Havoc C2 Framework – A Defensive Operator’s Guide

Havoc is open-source, simple to use, and has little defensive-focused coverage, making it a popular option for adversaries. Over time, it’s likely to grow even more popular, particularly as other tools like Cobalt Strike already have extensive defensive coverage. Some organizations like ZScaler, Critical Start, and The Stack have analyzed Havoc demons actively used in the wild targeting government organizations.

Between Q4 2022 and Q1 2023, Havoc coverage increased as it could be used to bypass the latest version of Windows 11 Defender. Threat actors have since utilized Havoc, leveraging third-party tools and plugins to bypass AV and EDR solutions, enhancing their flexibility in attacks. 

Between Q2 and Q4 2023, Spamhaus released its Botnet Threat Updates report, revealing a 22% increase in the use of Havoc as a backdoor during that period. The graph below represents the total change in the use of Havoc throughout 2023.

There was a 36% drop in use between Q2 and Q3 2023. This decline may be attributed to the waning novelty of bypassing Defender, as Microsoft consistently updates its security measures to safeguard users against emerging threats. Toward the end of the year, there was a 22% increase in Havoc usage. This trend suggests that with ongoing updates to Havoc and extensive research into other C2 frameworks, Havoc will inevitably be used more by threat actors.

This graph was created and informed based on the Spamhaus Q2, Spamhaus Q3, and Spamhaus Q4 2023 threat reports.

Because defensive coverage isn’t very common right now for Havoc, it’s important that defenders understand Havoc’s capabilities and equip themselves with the knowledge of detecting and analyzing Havoc, including its traffic and generated artifacts. The Immersive Labs Cyber Threat Intelligence (CTI) team has closely examined Havoc and identified methods for incident responders to obtain both host-based and network-based indicators of compromise (IoCs).

This report details these technical findings and the detection engineering process used to discover them. 

To capture all of the traffic and artifacts necessary for analyzing the Havoc agents, we first set up a specialized range made for detection engineering with high-fidelity log collection and EDR capabilities. This was deployed using an Immersive Lab’s Cyber Range template. You can achieve the same outcome by manually deploying your own infrastructure, following Havoc C2’s documentation, and reading this report.

The range had the following essential components:

• An external host machine to deploy the agent (playing the attacker role)
• Event logging
  • Sysmon
  • Elastic
• Network logging
  • Full packet capture
  • DNS logging
  • TLS secrets
• EDR
  • Velociraptor
• Reset/restore

With our defensive range, called Heimdall, in place, we then had to deploy the attacker’s infrastructure. All that was required to run Havoc was a Kali Linux instance on a public IP address. Ubuntu 20.04/22.04, Debian-based distributions, Arch distributions, and MacOS also work, though the steps to installing and setting up Havoc will differ based on the distribution you use. The Havoc installation documentation covers these differences. A single AWS EC2 (or similar) instance on a public IP address is all that’s needed, making it easy to open the required TCP, HTTP/S, and DNS ports to the range.

The Havoc C2 framework is split into two components: the teamserver and the client. The teamserver handles connected offensive operators and manages the listeners, along with callback parsing and the downloading of screenshots and files from the demon (agent). The client side is the user interface that operators will see; operators can task the agent and receive outputs, such as command outputs, or loot. Loot is a term defined by Havoc and includes screenshots and file downloads.

- - - -

YOUR TASK - In the Havoc C2 guide, what are the two components of the framework? The material is separate from the Havoc C2 guide.

- - - -

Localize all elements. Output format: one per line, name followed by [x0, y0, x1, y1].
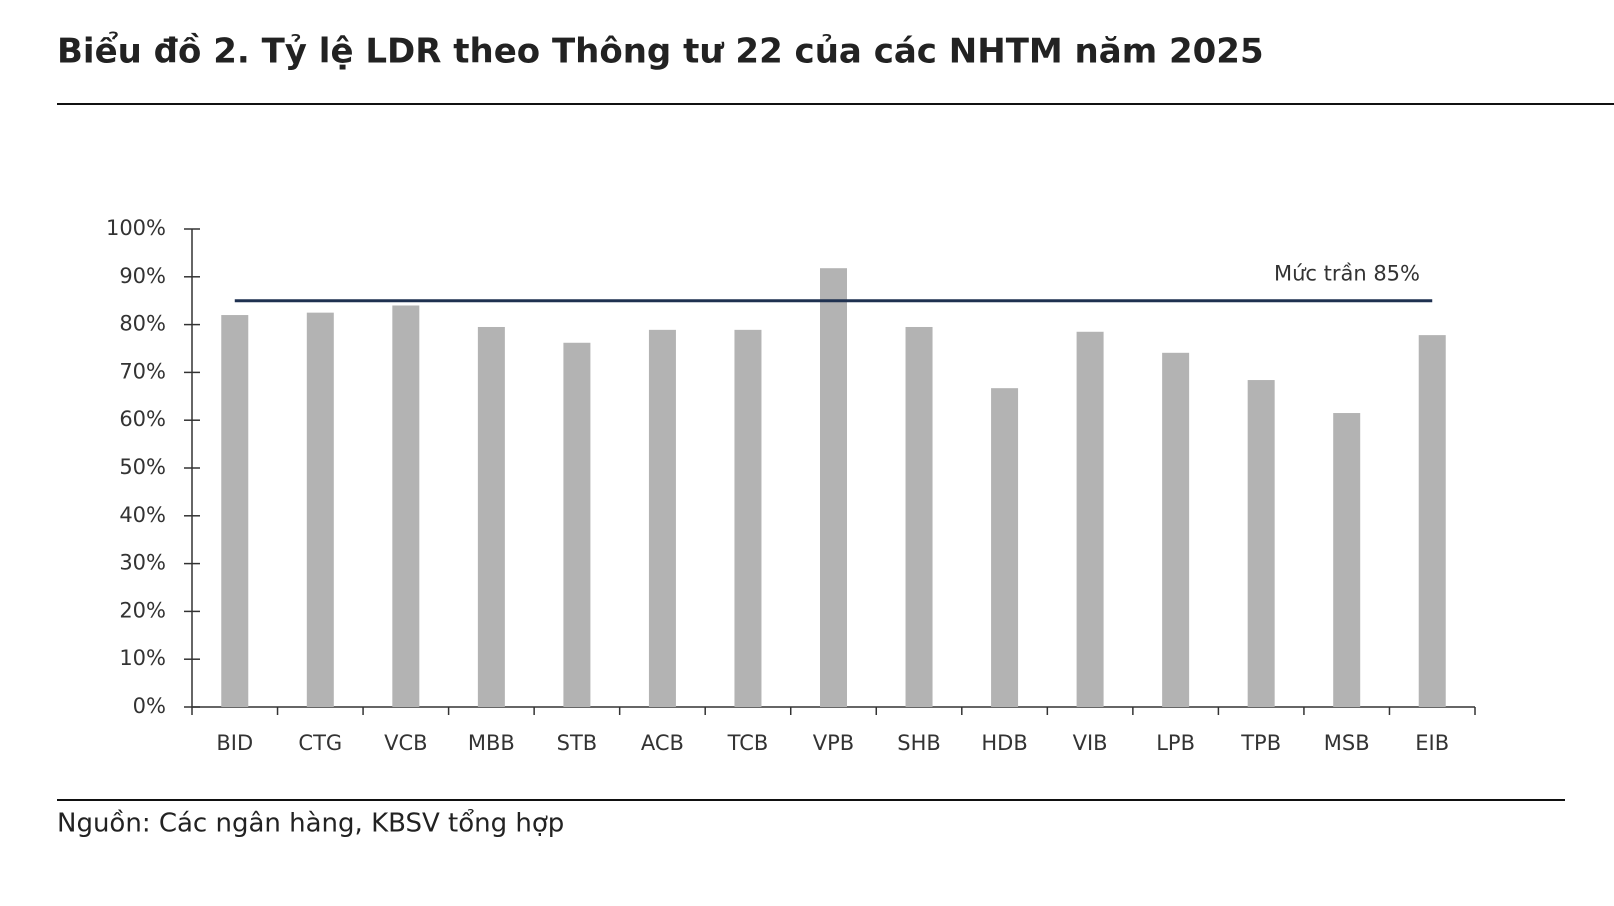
y-tick-label: 60% [119, 407, 166, 431]
y-tick-label: 20% [119, 598, 166, 622]
x-tick-label: ACB [641, 731, 684, 755]
bar [1418, 335, 1446, 707]
bar [1247, 380, 1275, 707]
x-tick-label: LPB [1156, 731, 1195, 755]
y-tick-label: 0% [133, 694, 166, 718]
bar [1162, 352, 1190, 707]
bar [306, 312, 334, 707]
x-tick-label: STB [557, 731, 598, 755]
x-tick-label: MSB [1324, 731, 1370, 755]
source-note: Nguồn: Các ngân hàng, KBSV tổng hợp [57, 808, 564, 839]
y-tick-label: 10% [119, 646, 166, 670]
bar [1076, 331, 1104, 707]
x-tick-label: TPB [1240, 731, 1281, 755]
x-tick-label: VCB [384, 731, 427, 755]
bar [477, 326, 505, 707]
bar [648, 329, 676, 707]
bar [221, 315, 249, 707]
chart-title: Biểu đồ 2. Tỷ lệ LDR theo Thông tư 22 củ… [57, 31, 1264, 72]
y-tick-label: 100% [106, 216, 166, 240]
x-tick-label: SHB [897, 731, 941, 755]
x-tick-label: CTG [298, 731, 342, 755]
bar [563, 342, 591, 707]
x-tick-label: BID [216, 731, 253, 755]
x-tick-label: MBB [468, 731, 515, 755]
y-tick-label: 90% [119, 264, 166, 288]
bar [905, 326, 933, 707]
y-tick-label: 80% [119, 312, 166, 336]
bar [1333, 413, 1361, 707]
y-tick-label: 30% [119, 551, 166, 575]
reference-label: Mức trần 85% [1274, 262, 1420, 286]
x-tick-label: HDB [981, 731, 1027, 755]
x-tick-label: VIB [1073, 731, 1108, 755]
bar [991, 388, 1019, 707]
bar [392, 305, 420, 707]
x-tick-label: TCB [727, 731, 769, 755]
bar [734, 329, 762, 707]
x-tick-label: EIB [1415, 731, 1449, 755]
y-tick-label: 70% [119, 359, 166, 383]
y-tick-label: 40% [119, 503, 166, 527]
x-tick-label: VPB [813, 731, 854, 755]
y-tick-label: 50% [119, 455, 166, 479]
bar [820, 268, 847, 707]
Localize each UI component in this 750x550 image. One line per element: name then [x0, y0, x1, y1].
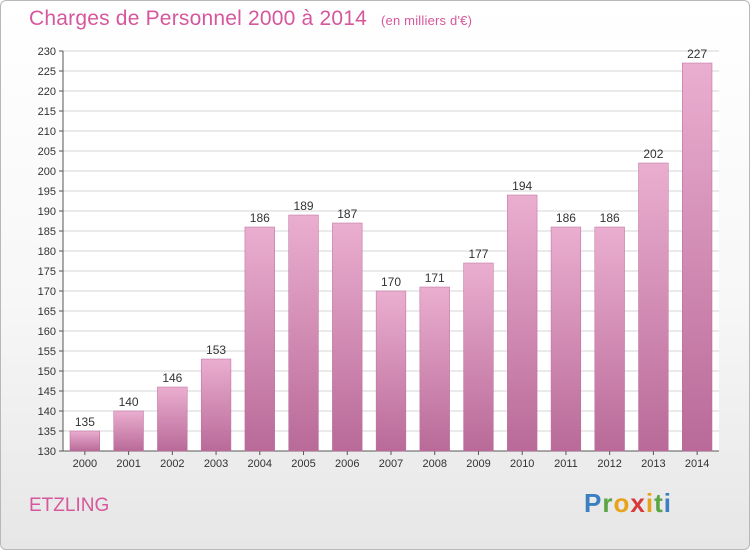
- logo-letter: i: [645, 488, 655, 518]
- y-tick-label: 135: [38, 426, 56, 438]
- data-label: 135: [75, 415, 95, 429]
- y-tick-label: 210: [38, 126, 56, 138]
- bar: [288, 214, 319, 452]
- labels: 2000 135 2001 140 2002 146 2003 153 2004 186 2005 1…: [73, 47, 710, 470]
- bar: [375, 290, 407, 452]
- logo-letter: P: [584, 488, 603, 518]
- data-label: 227: [687, 47, 707, 61]
- data-label: 140: [119, 395, 139, 409]
- x-tick-label: 2013: [641, 458, 665, 470]
- logo-letter: o: [613, 488, 631, 518]
- data-label: 153: [206, 343, 226, 357]
- bar: [419, 286, 450, 452]
- x-tick-label: 2014: [685, 458, 709, 470]
- y-tick-label: 225: [38, 66, 56, 78]
- x-tick-label: 2007: [379, 458, 403, 470]
- y-tick-label: 215: [38, 106, 56, 118]
- logo-letter: i: [663, 488, 672, 518]
- data-label: 186: [250, 211, 270, 225]
- data-label: 146: [162, 371, 182, 385]
- y-tick-label: 170: [38, 286, 56, 298]
- bar: [682, 62, 713, 452]
- y-tick-label: 205: [38, 146, 56, 158]
- y-tick-label: 175: [38, 266, 56, 278]
- data-label: 186: [556, 211, 576, 225]
- bar: [157, 386, 188, 452]
- chart-title-text: Charges de Personnel 2000 à 2014: [29, 7, 367, 30]
- chart-title: Charges de Personnel 2000 à 2014 (en mill…: [29, 7, 472, 31]
- y-tick-label: 195: [38, 186, 56, 198]
- bar: [113, 410, 144, 452]
- bar: [244, 226, 275, 452]
- y-tick-label: 160: [38, 326, 56, 338]
- data-label: 189: [294, 199, 314, 213]
- y-tick-label: 180: [38, 246, 56, 258]
- x-tick-label: 2006: [335, 458, 359, 470]
- data-label: 170: [381, 275, 401, 289]
- x-tick-label: 2005: [291, 458, 315, 470]
- proxiti-logo: Proxiti: [584, 488, 672, 519]
- bar: [200, 358, 232, 452]
- logo-letter: t: [654, 488, 664, 518]
- y-tick-label: 165: [38, 306, 56, 318]
- x-tick-label: 2002: [160, 458, 184, 470]
- axes: 130 135 140 145 150 155 160 165 170 175 180 185 190 1…: [38, 46, 719, 458]
- y-tick-label: 230: [38, 46, 56, 58]
- x-tick-label: 2009: [466, 458, 490, 470]
- y-tick-label: 130: [38, 446, 56, 458]
- data-label: 194: [512, 179, 532, 193]
- y-tick-label: 140: [38, 406, 56, 418]
- y-tick-label: 220: [38, 86, 56, 98]
- logo-letter: r: [602, 488, 614, 518]
- data-label: 177: [468, 247, 488, 261]
- bar: [332, 222, 363, 452]
- x-tick-label: 2001: [116, 458, 140, 470]
- y-tick-label: 150: [38, 366, 56, 378]
- bar: [594, 226, 625, 452]
- bar: [638, 162, 669, 452]
- bar: [507, 194, 538, 452]
- bars: [69, 62, 713, 452]
- bar: [463, 262, 494, 452]
- logo-letter: x: [630, 488, 646, 518]
- x-tick-label: 2004: [248, 458, 272, 470]
- bar: [69, 430, 100, 452]
- x-tick-label: 2003: [204, 458, 228, 470]
- x-tick-label: 2010: [510, 458, 534, 470]
- bar: [550, 226, 582, 452]
- y-tick-label: 200: [38, 166, 56, 178]
- y-tick-label: 190: [38, 206, 56, 218]
- x-tick-label: 2011: [554, 458, 578, 470]
- data-label: 202: [643, 147, 663, 161]
- y-tick-label: 185: [38, 226, 56, 238]
- y-tick-label: 145: [38, 386, 56, 398]
- x-tick-label: 2012: [597, 458, 621, 470]
- data-label: 186: [600, 211, 620, 225]
- commune-name: ETZLING: [29, 495, 110, 516]
- data-label: 187: [337, 207, 357, 221]
- data-label: 171: [425, 271, 445, 285]
- y-tick-label: 155: [38, 346, 56, 358]
- x-tick-label: 2008: [422, 458, 446, 470]
- x-tick-label: 2000: [73, 458, 97, 470]
- chart-subtitle: (en milliers d'€): [380, 13, 473, 28]
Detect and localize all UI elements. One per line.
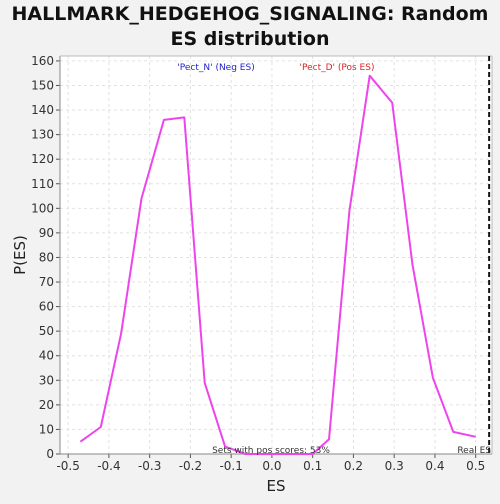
pos-scores-label: Sets with pos scores: 53% [212,446,330,456]
x-tick-label: -0.3 [138,459,161,473]
real-es-label: Real ES [457,446,491,456]
y-tick-label: 100 [31,201,54,215]
y-tick-label: 90 [39,226,54,240]
pos-es-label: 'Pect_D' (Pos ES) [300,63,375,73]
y-tick-label: 20 [39,398,54,412]
x-tick-label: 0.4 [425,459,444,473]
annotations: 'Pect_N' (Neg ES) 'Pect_D' (Pos ES) Sets… [177,63,491,456]
y-tick-label: 50 [39,324,54,338]
x-tick-label: 0.2 [344,459,363,473]
y-tick-label: 0 [46,447,54,461]
y-axis-label: P(ES) [11,235,29,275]
x-tick-label: -0.4 [97,459,120,473]
y-tick-label: 140 [31,103,54,117]
chart-title-line-2: ES distribution [171,28,330,50]
y-tick-label: 160 [31,54,54,68]
y-tick-label: 30 [39,373,54,387]
x-tick-label: 0.3 [385,459,404,473]
y-tick-label: 80 [39,250,54,264]
y-tick-label: 40 [39,349,54,363]
es-distribution-line [79,74,476,455]
grid-lines [60,56,492,455]
x-tick-label: 0.1 [303,459,322,473]
y-tick-label: 70 [39,275,54,289]
plot-area [60,56,492,454]
y-tick-label: 120 [31,152,54,166]
neg-es-label: 'Pect_N' (Neg ES) [177,63,254,73]
y-tick-label: 110 [31,177,54,191]
y-tick-label: 150 [31,78,54,92]
y-tick-label: 130 [31,128,54,142]
x-tick-label: 0.5 [466,459,485,473]
x-tick-label: -0.5 [56,459,79,473]
x-tick-label: -0.1 [219,459,242,473]
series-layer [79,56,491,455]
y-tick-label: 60 [39,300,54,314]
x-axis-label: ES [267,477,286,495]
x-tick-label: -0.2 [179,459,202,473]
x-tick-label: 0.0 [262,459,281,473]
chart-title-line-1: HALLMARK_HEDGEHOG_SIGNALING: Random [12,3,489,25]
y-tick-label: 10 [39,422,54,436]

- - - -

RESULT OF THE TASK - The teamserver and the client.